__WHAT THIS TASK INVOLVES__: Reproduce the material exactly, omitting nothing.

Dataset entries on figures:
BEGIN

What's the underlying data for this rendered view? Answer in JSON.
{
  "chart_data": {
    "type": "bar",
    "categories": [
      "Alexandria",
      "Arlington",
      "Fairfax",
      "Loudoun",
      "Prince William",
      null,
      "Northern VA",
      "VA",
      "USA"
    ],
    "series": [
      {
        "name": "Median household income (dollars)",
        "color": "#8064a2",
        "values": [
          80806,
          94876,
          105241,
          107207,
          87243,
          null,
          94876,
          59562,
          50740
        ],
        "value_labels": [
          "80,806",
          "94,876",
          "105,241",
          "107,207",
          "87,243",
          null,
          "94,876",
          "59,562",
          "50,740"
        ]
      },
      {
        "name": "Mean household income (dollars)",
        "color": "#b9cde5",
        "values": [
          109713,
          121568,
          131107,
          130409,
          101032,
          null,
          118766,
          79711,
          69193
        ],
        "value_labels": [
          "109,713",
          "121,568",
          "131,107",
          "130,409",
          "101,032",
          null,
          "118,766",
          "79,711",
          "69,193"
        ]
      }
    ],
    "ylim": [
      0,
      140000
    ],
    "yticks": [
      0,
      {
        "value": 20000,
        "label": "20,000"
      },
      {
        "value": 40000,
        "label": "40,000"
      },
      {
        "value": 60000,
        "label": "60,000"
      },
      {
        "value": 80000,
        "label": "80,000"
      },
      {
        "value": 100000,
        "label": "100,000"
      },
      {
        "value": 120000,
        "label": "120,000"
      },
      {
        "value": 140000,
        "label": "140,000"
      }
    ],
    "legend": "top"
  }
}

END

__EXPECTED ANSWER__:
What's the underlying data for this rendered view? Answer in JSON.
{
  "chart_data": {
    "type": "bar",
    "categories": [
      "Alexandria",
      "Arlington",
      "Fairfax",
      "Loudoun",
      "Prince William",
      null,
      "Northern VA",
      "VA",
      "USA"
    ],
    "series": [
      {
        "name": "Median household income (dollars)",
        "color": "#8064a2",
        "values": [
          80806,
          94876,
          105241,
          107207,
          87243,
          null,
          94876,
          59562,
          50740
        ],
        "value_labels": [
          "80,806",
          "94,876",
          "105,241",
          "107,207",
          "87,243",
          null,
          "94,876",
          "59,562",
          "50,740"
        ]
      },
      {
        "name": "Mean household income (dollars)",
        "color": "#b9cde5",
        "values": [
          109713,
          121568,
          131107,
          130409,
          101032,
          null,
          118766,
          79711,
          69193
        ],
        "value_labels": [
          "109,713",
          "121,568",
          "131,107",
          "130,409",
          "101,032",
          null,
          "118,766",
          "79,711",
          "69,193"
        ]
      }
    ],
    "ylim": [
      0,
      140000
    ],
    "yticks": [
      0,
      {
        "value": 20000,
        "label": "20,000"
      },
      {
        "value": 40000,
        "label": "40,000"
      },
      {
        "value": 60000,
        "label": "60,000"
      },
      {
        "value": 80000,
        "label": "80,000"
      },
      {
        "value": 100000,
        "label": "100,000"
      },
      {
        "value": 120000,
        "label": "120,000"
      },
      {
        "value": 140000,
        "label": "140,000"
      }
    ],
    "legend": "top"
  }
}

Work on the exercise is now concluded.